• _What to do_
Copy out every line below that contains the string "card".

• _Dataset extract_
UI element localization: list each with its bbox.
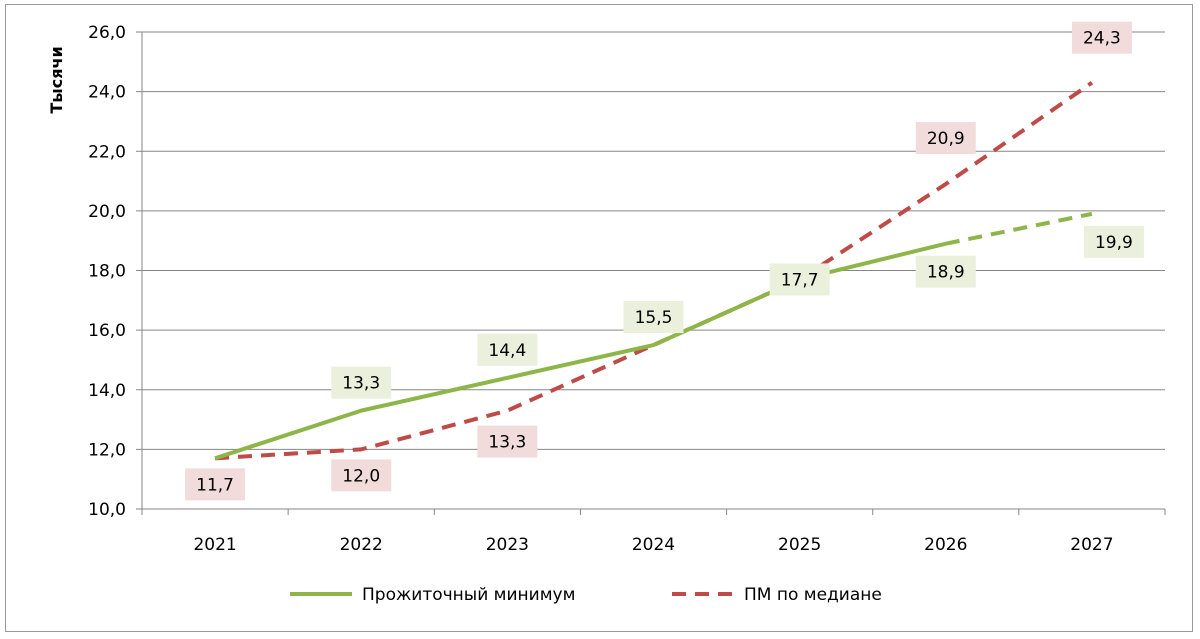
y-tick-label: 12,0 [88, 440, 126, 460]
data-label-median: 13,3 [488, 433, 526, 453]
data-label-subsistence-bg [477, 333, 538, 366]
x-tick-label: 2023 [486, 535, 529, 555]
data-label-median: 24,3 [1083, 29, 1121, 49]
legend-label-subsistence: Прожиточный минимум [362, 585, 575, 605]
y-tick-label: 14,0 [88, 381, 126, 401]
data-label-median: 11,7 [196, 475, 234, 495]
y-tick-label: 24,0 [88, 83, 126, 103]
data-label-median-bg [477, 425, 538, 458]
series-line-subsistence [214, 241, 947, 461]
y-tick-label: 26,0 [88, 23, 126, 43]
data-label-subsistence-bg [331, 366, 392, 399]
y-tick-label: 16,0 [88, 321, 126, 341]
x-tick-label: 2022 [340, 535, 383, 555]
x-tick-label: 2025 [778, 535, 821, 555]
series-line-subsistence-forecast [945, 211, 1093, 246]
data-label-subsistence-bg [623, 301, 684, 334]
data-label-median-bg [185, 468, 246, 501]
data-label-median: 12,0 [342, 466, 380, 486]
data-label-median-bg [331, 459, 392, 492]
x-tick-label: 2021 [193, 535, 236, 555]
data-label-median-bg [915, 122, 976, 155]
data-label-subsistence-bg [1083, 225, 1144, 258]
series-line-median [214, 81, 1094, 461]
data-label-median-bg [1071, 21, 1132, 54]
data-label-subsistence: 14,4 [488, 341, 526, 361]
data-label-subsistence: 15,5 [635, 308, 673, 328]
data-label-subsistence-bg [769, 263, 830, 296]
y-tick-label: 10,0 [88, 500, 126, 520]
data-label-median: 20,9 [927, 129, 965, 149]
x-tick-label: 2026 [924, 535, 967, 555]
data-label-subsistence: 19,9 [1095, 233, 1133, 253]
y-tick-label: 20,0 [88, 202, 126, 222]
data-label-subsistence: 13,3 [342, 374, 380, 394]
data-label-subsistence: 18,9 [927, 263, 965, 283]
data-label-subsistence: 17,7 [781, 270, 819, 290]
data-label-subsistence-bg [915, 255, 976, 288]
y-tick-label: 18,0 [88, 262, 126, 282]
y-tick-label: 22,0 [88, 142, 126, 162]
x-tick-label: 2027 [1070, 535, 1113, 555]
x-tick-label: 2024 [632, 535, 675, 555]
legend-label-median: ПМ по медиане [744, 585, 882, 605]
legend: Прожиточный минимум ПМ по медиане [290, 585, 882, 605]
y-axis-label: Тысячи [47, 46, 66, 113]
chart-frame [5, 4, 1193, 632]
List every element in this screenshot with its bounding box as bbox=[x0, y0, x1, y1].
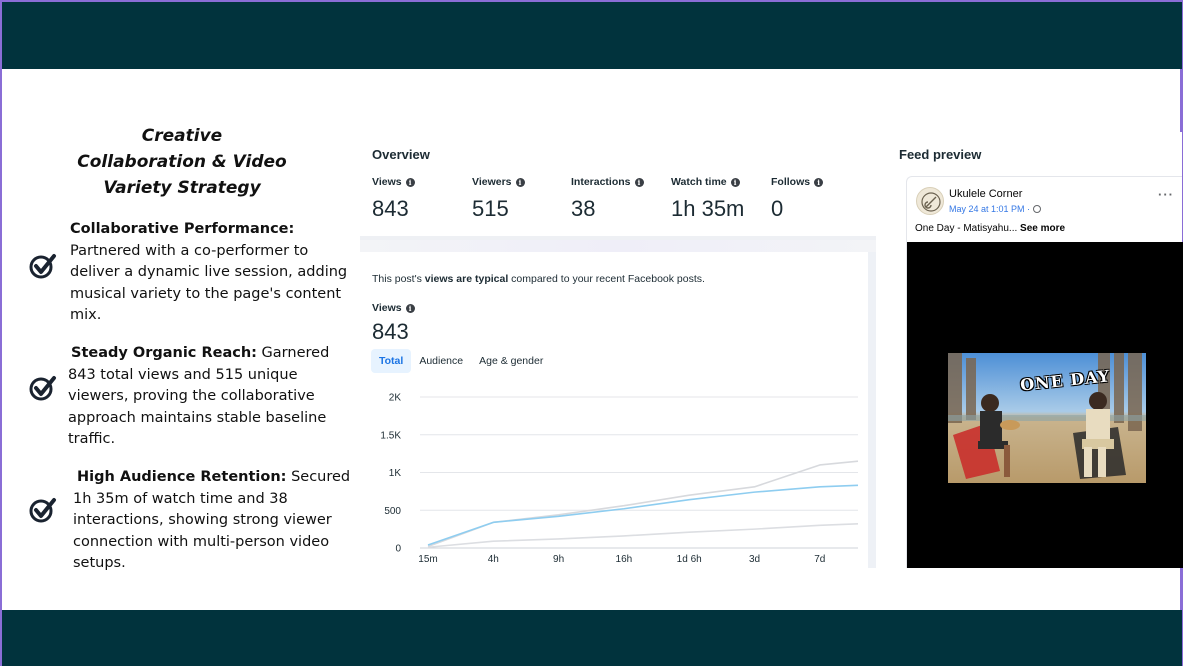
post-caption: One Day - Matisyahu... See more bbox=[915, 223, 1065, 234]
overview-title: Overview bbox=[372, 147, 430, 162]
metric-label: Interactions bbox=[571, 176, 631, 188]
y-tick-label: 1K bbox=[389, 468, 402, 479]
y-tick-label: 2K bbox=[389, 393, 402, 404]
card-divider bbox=[360, 240, 876, 252]
views-label: Views i bbox=[372, 302, 415, 314]
point-text: Garnered 843 total views and 515 unique … bbox=[68, 345, 330, 447]
views-line-chart: 0 500 1K 1.5K 2K 15m 4h 9h 16h 1d 6h 3d 7d bbox=[380, 393, 859, 565]
slide-title: Creative Collaboration & Video Variety S… bbox=[60, 123, 304, 201]
metric-viewers: Viewers i 515 bbox=[472, 176, 525, 222]
point-heading: High Audience Retention: bbox=[77, 469, 287, 485]
feed-preview-card: Feed preview Ukulele Corner May 24 at 1:… bbox=[886, 132, 1183, 568]
metric-label: Watch time bbox=[671, 176, 727, 188]
metric-value: 0 bbox=[771, 196, 784, 221]
metric-label: Viewers bbox=[472, 176, 512, 188]
series-line bbox=[427, 523, 859, 549]
globe-icon bbox=[1032, 205, 1041, 213]
x-tick-label: 16h bbox=[616, 554, 633, 565]
metric-value: 1h 35m bbox=[671, 196, 745, 221]
avatar[interactable] bbox=[916, 187, 944, 215]
series-line bbox=[427, 484, 859, 546]
beach-scene-image bbox=[948, 353, 1146, 483]
check-circle-icon bbox=[29, 376, 56, 401]
see-more-link[interactable]: See more bbox=[1020, 223, 1066, 234]
point-text: Secured 1h 35m of watch time and 38 inte… bbox=[73, 469, 351, 571]
metric-watch-time: Watch time i 1h 35m bbox=[671, 176, 744, 222]
views-chart-card: This post's views are typical compared t… bbox=[360, 252, 876, 568]
x-tick-label: 4h bbox=[488, 554, 499, 565]
info-icon[interactable]: i bbox=[634, 178, 644, 187]
bottom-banner bbox=[2, 610, 1182, 666]
metric-value: 515 bbox=[472, 196, 509, 221]
x-tick-label: 9h bbox=[553, 554, 564, 565]
x-tick-label: 3d bbox=[749, 554, 760, 565]
info-icon[interactable]: i bbox=[405, 304, 415, 313]
metric-label: Follows bbox=[771, 176, 811, 188]
more-options-icon[interactable]: ··· bbox=[1158, 187, 1174, 202]
point-collaborative-performance: Collaborative Performance: Partnered wit… bbox=[70, 219, 362, 327]
x-tick-label: 15m bbox=[418, 554, 437, 565]
views-total: 843 bbox=[372, 319, 409, 344]
metric-views: Views i 843 bbox=[372, 176, 415, 222]
y-tick-label: 500 bbox=[384, 506, 401, 517]
overview-card: Overview Views i 843 Viewers i 515 Interac… bbox=[360, 132, 876, 240]
info-icon[interactable]: i bbox=[515, 178, 525, 187]
series-line bbox=[427, 460, 859, 548]
post-date[interactable]: May 24 at 1:01 PM · bbox=[949, 204, 1041, 214]
top-banner bbox=[2, 2, 1182, 69]
point-text: Partnered with a co-performer to deliver… bbox=[70, 242, 348, 324]
post-date-text: May 24 at 1:01 PM · bbox=[949, 204, 1033, 214]
metric-value: 38 bbox=[571, 196, 596, 221]
x-tick-label: 7d bbox=[814, 554, 825, 565]
video-thumbnail[interactable]: ONE DAY bbox=[948, 353, 1146, 483]
title-line-2: Collaboration & Video bbox=[77, 152, 287, 172]
tab-age-gender[interactable]: Age & gender bbox=[479, 355, 544, 367]
info-icon[interactable]: i bbox=[405, 178, 415, 187]
post-preview[interactable]: Ukulele Corner May 24 at 1:01 PM · ··· O… bbox=[906, 176, 1183, 568]
title-line-3: Variety Strategy bbox=[103, 178, 261, 198]
page-name[interactable]: Ukulele Corner bbox=[949, 188, 1023, 200]
point-high-audience-retention: High Audience Retention: Secured 1h 35m … bbox=[73, 467, 358, 575]
metric-follows: Follows i 0 bbox=[771, 176, 824, 222]
point-heading: Collaborative Performance: bbox=[70, 221, 295, 237]
note-text: This post's bbox=[372, 273, 425, 285]
views-label-text: Views bbox=[372, 302, 402, 314]
chart-tabs: Total Audience Age & gender bbox=[371, 349, 551, 373]
caption-text: One Day - Matisyahu... bbox=[915, 223, 1021, 234]
point-heading: Steady Organic Reach: bbox=[71, 345, 257, 361]
tab-audience[interactable]: Audience bbox=[419, 355, 464, 367]
note-text: compared to your recent Facebook posts. bbox=[508, 273, 705, 285]
y-tick-label: 0 bbox=[395, 544, 401, 555]
title-line-1: Creative bbox=[141, 126, 223, 146]
note-emphasis: views are typical bbox=[424, 273, 509, 285]
check-circle-icon bbox=[29, 254, 56, 279]
metric-label: Views bbox=[372, 176, 402, 188]
tab-total[interactable]: Total bbox=[371, 349, 412, 373]
typical-views-note: This post's views are typical compared t… bbox=[372, 273, 705, 285]
video-player[interactable]: ONE DAY bbox=[907, 242, 1183, 568]
feed-preview-title: Feed preview bbox=[899, 147, 982, 162]
metric-interactions: Interactions i 38 bbox=[571, 176, 644, 222]
y-tick-label: 1.5K bbox=[380, 430, 401, 441]
metric-value: 843 bbox=[372, 196, 409, 221]
point-steady-organic-reach: Steady Organic Reach: Garnered 843 total… bbox=[68, 343, 358, 451]
x-tick-label: 1d 6h bbox=[677, 554, 702, 565]
check-circle-icon bbox=[29, 498, 56, 523]
info-icon[interactable]: i bbox=[730, 178, 740, 187]
ukulele-logo-icon bbox=[921, 192, 941, 212]
info-icon[interactable]: i bbox=[814, 178, 824, 187]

• _Solution to the problem_
card-divider bbox=[360, 240, 876, 252]
feed-preview-card: Feed preview Ukulele Corner May 24 at 1:… bbox=[886, 132, 1183, 568]
views-chart-card: This post's views are typical compared t… bbox=[360, 252, 876, 568]
overview-card: Overview Views i 843 Viewers i 515 Interac… bbox=[360, 132, 876, 240]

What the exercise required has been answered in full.